Exercise goal: Identify every line containing the word "this" and reproduce each one.

• • • •

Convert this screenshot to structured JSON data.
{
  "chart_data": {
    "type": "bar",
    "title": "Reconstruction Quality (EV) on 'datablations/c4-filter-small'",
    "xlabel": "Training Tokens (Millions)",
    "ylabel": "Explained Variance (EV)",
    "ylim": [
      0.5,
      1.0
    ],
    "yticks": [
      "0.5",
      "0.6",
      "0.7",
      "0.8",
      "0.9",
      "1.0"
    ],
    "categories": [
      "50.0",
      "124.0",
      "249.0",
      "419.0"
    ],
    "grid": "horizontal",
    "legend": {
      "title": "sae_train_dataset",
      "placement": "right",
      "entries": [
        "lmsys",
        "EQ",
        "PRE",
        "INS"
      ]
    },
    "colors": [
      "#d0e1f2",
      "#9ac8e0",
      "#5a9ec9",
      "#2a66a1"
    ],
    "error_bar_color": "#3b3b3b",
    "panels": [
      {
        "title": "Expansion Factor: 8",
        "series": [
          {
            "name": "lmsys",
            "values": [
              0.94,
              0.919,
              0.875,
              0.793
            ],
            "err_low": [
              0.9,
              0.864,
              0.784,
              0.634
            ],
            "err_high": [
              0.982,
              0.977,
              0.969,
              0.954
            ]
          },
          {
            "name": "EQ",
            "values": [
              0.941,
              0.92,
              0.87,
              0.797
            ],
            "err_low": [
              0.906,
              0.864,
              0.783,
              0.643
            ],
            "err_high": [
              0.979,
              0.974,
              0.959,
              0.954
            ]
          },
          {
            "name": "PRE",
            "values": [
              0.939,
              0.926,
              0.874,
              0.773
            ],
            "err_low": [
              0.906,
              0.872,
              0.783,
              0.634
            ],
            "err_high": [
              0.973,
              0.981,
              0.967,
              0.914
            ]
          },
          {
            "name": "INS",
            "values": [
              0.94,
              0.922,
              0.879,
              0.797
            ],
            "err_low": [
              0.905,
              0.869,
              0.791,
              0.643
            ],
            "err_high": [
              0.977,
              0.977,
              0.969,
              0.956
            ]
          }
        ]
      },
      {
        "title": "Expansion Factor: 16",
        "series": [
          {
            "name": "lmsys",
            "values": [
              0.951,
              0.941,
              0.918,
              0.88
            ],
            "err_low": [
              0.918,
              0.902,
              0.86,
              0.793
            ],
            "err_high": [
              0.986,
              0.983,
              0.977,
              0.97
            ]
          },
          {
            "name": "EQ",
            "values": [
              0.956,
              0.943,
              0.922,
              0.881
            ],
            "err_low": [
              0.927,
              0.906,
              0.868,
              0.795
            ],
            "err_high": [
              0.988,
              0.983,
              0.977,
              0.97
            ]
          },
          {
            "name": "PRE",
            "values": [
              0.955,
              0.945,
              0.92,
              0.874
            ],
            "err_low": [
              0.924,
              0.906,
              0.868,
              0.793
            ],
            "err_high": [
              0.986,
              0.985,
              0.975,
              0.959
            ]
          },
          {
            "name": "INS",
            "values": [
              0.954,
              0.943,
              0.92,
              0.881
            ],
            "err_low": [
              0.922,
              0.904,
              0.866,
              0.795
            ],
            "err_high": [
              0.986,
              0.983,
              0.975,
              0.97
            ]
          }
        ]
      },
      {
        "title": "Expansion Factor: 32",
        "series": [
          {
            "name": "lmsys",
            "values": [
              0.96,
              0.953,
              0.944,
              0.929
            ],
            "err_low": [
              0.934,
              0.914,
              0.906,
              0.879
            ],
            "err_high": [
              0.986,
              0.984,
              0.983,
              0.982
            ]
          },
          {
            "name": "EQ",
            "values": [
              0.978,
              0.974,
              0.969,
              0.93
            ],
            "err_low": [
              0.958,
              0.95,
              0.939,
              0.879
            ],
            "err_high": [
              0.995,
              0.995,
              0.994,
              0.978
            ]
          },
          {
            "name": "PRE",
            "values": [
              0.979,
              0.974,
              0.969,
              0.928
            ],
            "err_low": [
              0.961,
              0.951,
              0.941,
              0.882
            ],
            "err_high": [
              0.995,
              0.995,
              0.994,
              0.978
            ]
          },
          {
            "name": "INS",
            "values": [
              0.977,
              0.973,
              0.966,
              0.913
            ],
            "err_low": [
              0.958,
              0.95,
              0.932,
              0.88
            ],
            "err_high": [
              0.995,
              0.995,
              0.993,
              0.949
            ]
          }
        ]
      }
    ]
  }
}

• • • •

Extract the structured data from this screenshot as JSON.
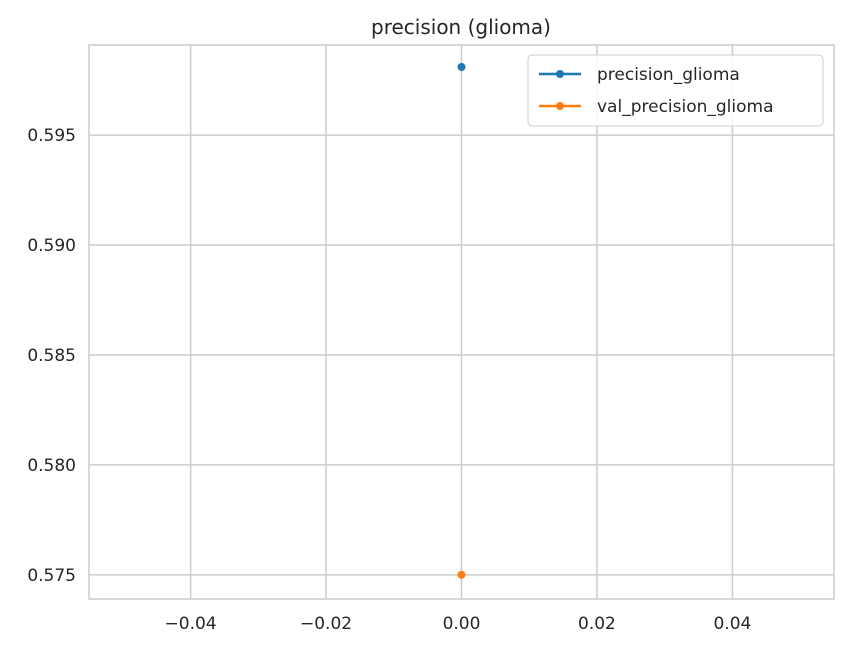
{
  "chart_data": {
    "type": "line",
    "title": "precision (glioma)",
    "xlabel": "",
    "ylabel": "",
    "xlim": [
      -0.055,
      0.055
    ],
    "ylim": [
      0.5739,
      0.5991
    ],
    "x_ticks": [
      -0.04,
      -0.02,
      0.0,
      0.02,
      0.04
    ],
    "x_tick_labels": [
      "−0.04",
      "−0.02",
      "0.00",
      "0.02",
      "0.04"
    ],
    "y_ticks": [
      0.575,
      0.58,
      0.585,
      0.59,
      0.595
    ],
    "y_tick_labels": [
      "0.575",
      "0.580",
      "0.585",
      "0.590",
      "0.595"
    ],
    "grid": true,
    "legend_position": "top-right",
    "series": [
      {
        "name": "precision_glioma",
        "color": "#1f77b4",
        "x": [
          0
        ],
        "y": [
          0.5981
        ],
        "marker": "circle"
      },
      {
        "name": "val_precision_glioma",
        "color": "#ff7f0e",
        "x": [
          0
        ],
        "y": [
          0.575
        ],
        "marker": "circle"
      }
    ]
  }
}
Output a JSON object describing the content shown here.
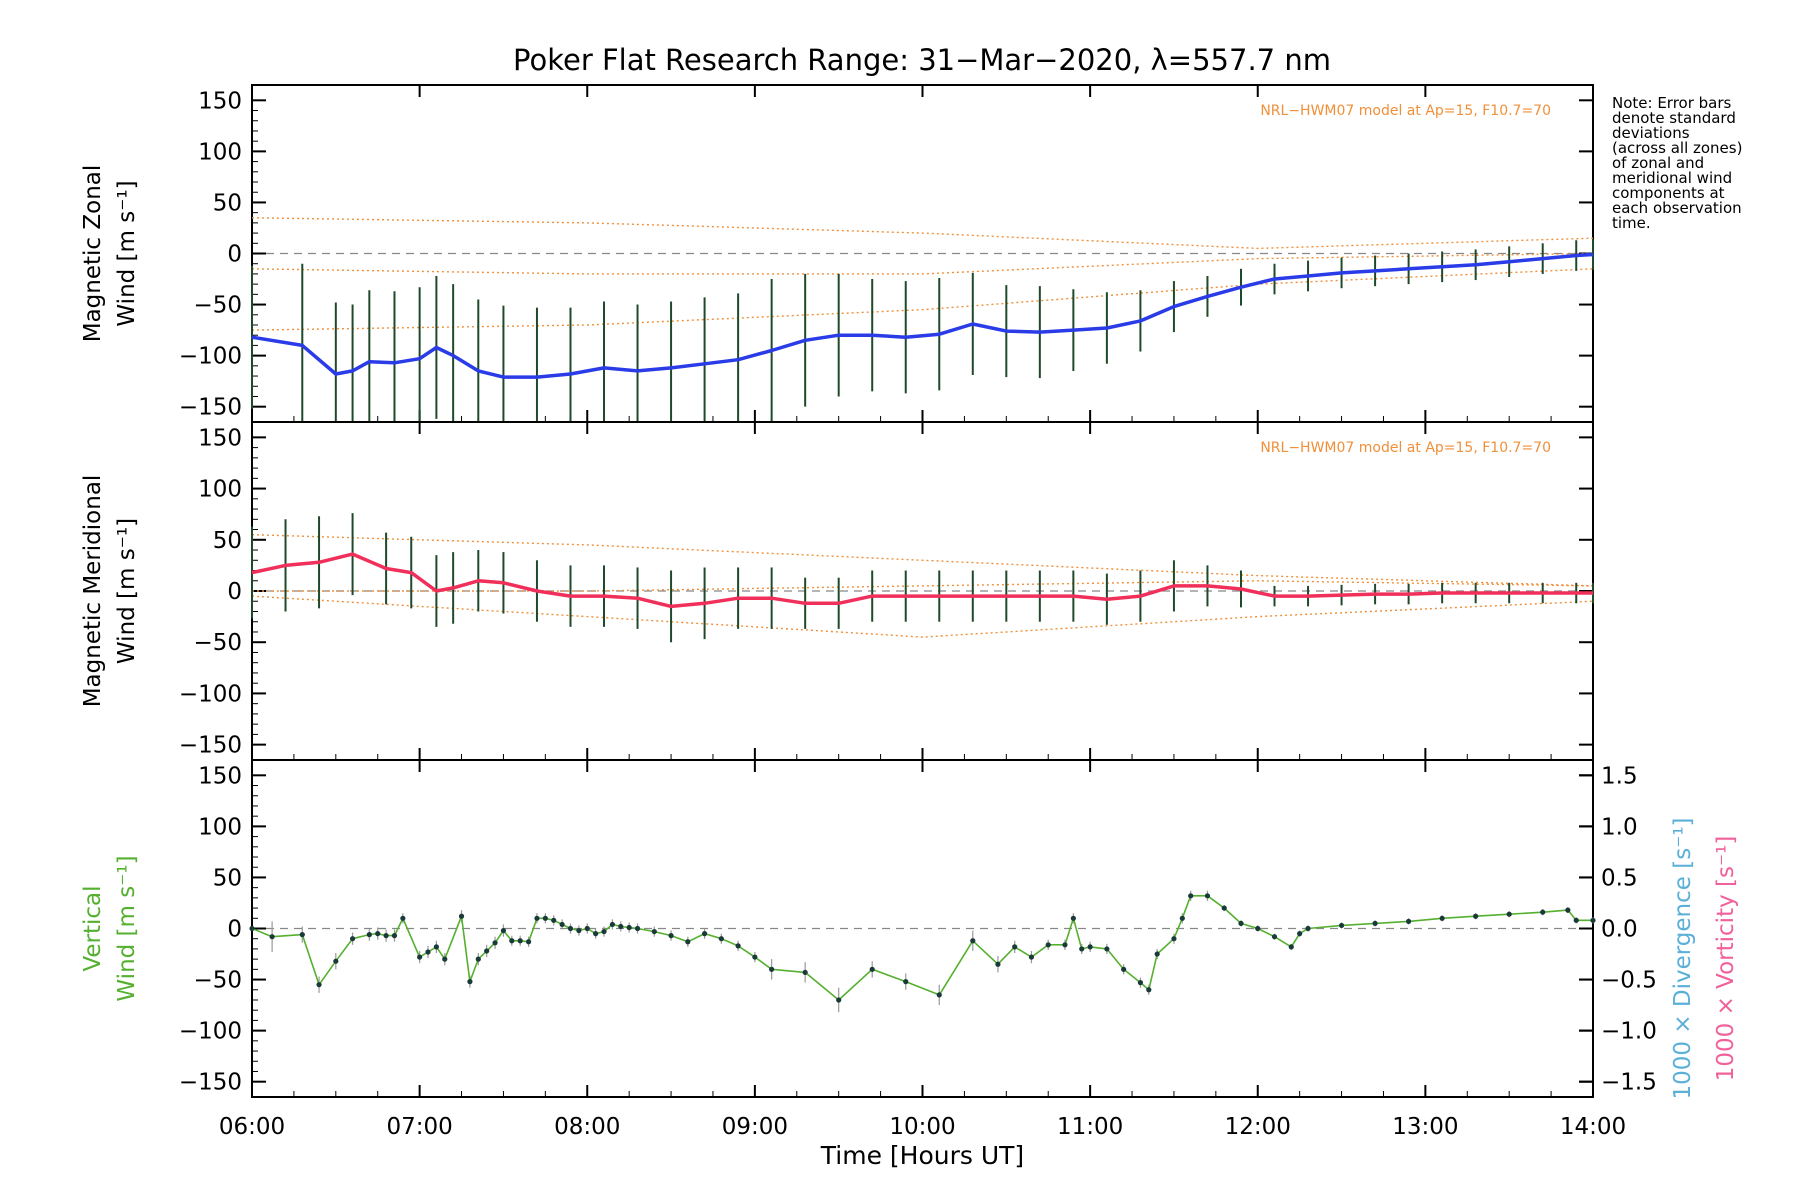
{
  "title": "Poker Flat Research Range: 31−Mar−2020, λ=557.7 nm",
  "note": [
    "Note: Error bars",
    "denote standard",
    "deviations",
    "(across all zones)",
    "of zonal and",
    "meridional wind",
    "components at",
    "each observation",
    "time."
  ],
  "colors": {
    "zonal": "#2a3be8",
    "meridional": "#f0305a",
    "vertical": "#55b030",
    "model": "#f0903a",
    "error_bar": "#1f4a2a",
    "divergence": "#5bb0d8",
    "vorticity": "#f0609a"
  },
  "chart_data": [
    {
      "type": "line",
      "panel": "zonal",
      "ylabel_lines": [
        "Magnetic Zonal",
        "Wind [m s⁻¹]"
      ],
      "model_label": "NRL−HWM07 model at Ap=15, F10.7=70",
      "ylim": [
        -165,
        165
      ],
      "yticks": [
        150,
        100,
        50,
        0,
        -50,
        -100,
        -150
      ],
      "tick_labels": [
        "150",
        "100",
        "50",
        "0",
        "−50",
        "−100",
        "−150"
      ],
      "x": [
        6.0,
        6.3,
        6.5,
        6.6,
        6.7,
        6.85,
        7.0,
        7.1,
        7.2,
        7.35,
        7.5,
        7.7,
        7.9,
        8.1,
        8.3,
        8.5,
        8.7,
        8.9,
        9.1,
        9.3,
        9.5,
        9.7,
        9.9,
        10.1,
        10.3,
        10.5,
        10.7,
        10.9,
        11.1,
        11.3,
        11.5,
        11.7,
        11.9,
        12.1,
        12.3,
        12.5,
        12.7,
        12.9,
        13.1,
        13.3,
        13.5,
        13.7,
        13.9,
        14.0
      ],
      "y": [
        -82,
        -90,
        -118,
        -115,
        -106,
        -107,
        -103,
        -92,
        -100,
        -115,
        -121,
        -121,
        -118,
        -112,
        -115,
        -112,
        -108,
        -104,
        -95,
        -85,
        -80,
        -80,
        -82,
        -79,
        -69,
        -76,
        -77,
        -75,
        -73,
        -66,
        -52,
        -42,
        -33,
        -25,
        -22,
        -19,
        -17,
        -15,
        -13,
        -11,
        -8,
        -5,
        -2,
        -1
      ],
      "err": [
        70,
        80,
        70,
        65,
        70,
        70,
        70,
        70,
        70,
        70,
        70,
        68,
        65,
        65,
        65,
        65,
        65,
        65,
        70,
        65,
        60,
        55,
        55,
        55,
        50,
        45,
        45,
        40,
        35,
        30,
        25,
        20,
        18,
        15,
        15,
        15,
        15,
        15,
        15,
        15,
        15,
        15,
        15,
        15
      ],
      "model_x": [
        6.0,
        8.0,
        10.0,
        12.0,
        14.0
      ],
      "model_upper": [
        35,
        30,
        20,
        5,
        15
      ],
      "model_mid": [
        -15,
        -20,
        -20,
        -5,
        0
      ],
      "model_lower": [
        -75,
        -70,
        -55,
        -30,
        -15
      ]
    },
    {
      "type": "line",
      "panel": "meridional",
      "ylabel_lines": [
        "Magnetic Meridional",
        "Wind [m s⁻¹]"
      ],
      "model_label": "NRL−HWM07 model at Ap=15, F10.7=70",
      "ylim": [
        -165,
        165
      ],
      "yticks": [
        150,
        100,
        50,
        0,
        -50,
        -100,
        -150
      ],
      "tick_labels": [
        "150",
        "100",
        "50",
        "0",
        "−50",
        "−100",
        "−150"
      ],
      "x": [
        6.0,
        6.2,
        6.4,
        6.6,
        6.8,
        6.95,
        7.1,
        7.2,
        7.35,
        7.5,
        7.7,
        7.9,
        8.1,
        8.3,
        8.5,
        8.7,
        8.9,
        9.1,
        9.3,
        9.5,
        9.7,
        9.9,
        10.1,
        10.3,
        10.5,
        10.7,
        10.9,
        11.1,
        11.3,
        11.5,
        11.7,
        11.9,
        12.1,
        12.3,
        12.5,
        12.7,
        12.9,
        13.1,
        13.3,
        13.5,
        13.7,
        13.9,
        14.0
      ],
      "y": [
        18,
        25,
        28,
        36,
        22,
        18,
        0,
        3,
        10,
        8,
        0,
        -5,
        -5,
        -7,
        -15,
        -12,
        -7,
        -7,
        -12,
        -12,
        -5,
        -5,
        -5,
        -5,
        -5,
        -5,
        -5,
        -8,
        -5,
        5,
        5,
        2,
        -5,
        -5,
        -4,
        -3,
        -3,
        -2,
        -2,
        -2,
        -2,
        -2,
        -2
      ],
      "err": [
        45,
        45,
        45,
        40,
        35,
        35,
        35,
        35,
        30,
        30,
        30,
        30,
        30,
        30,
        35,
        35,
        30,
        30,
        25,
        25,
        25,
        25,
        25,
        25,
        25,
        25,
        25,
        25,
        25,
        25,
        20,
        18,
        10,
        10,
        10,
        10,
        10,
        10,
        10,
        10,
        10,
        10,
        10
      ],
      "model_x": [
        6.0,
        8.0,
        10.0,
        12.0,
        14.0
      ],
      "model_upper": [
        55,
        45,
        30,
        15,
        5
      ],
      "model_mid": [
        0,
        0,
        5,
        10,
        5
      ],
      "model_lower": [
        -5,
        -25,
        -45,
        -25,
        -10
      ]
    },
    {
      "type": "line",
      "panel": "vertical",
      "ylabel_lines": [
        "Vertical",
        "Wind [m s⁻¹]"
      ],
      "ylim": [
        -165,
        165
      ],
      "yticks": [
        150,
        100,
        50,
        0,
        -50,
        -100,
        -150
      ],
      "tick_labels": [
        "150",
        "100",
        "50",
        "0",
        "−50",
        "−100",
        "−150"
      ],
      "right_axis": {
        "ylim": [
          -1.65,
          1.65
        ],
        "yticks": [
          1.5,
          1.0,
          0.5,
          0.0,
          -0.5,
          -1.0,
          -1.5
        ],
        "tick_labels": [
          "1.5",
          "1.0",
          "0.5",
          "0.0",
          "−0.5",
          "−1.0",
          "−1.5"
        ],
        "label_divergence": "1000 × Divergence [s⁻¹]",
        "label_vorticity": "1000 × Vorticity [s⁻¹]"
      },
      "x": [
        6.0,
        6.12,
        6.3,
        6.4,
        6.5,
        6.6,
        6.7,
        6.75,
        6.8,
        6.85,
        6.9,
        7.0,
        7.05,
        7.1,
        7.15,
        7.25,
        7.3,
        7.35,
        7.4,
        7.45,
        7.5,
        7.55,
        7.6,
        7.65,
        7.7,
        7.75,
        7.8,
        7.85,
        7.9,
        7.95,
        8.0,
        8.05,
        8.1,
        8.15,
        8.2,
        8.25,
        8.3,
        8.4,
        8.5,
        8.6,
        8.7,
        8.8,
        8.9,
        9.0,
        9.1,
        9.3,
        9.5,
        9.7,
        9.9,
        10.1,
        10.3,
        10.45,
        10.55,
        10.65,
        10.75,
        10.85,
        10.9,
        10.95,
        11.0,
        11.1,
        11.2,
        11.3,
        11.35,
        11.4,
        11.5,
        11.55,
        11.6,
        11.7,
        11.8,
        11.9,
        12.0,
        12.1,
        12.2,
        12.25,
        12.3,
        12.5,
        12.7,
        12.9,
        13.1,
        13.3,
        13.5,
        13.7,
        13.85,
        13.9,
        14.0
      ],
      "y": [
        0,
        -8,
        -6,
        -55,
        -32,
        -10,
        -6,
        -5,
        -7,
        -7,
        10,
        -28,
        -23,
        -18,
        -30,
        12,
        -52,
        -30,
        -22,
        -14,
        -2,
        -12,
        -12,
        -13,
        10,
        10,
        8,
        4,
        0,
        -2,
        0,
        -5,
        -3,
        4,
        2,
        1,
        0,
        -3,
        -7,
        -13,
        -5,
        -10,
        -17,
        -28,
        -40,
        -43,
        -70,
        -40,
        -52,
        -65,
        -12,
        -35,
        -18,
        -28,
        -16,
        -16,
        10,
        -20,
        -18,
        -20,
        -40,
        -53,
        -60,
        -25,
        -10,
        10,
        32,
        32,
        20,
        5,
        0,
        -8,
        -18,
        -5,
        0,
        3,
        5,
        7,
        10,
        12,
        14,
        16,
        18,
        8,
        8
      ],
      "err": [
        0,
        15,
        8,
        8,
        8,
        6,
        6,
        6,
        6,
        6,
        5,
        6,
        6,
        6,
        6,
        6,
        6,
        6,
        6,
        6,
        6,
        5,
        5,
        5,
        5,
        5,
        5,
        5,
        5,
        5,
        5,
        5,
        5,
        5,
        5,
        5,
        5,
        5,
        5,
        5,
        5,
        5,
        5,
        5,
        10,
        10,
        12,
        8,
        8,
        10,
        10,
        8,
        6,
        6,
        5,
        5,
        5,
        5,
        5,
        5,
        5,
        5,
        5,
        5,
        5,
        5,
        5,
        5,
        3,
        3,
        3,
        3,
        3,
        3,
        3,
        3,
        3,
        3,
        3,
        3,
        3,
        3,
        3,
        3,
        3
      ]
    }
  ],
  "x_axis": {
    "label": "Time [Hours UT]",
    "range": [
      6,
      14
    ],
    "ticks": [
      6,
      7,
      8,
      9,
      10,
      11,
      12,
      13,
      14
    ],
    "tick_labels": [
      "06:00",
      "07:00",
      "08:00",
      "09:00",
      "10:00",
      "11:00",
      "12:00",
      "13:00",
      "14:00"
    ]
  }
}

• • • •

Response to the exercise:
Convert this screenshot to structured JSON data.
Extract the structured data from this screenshot as JSON.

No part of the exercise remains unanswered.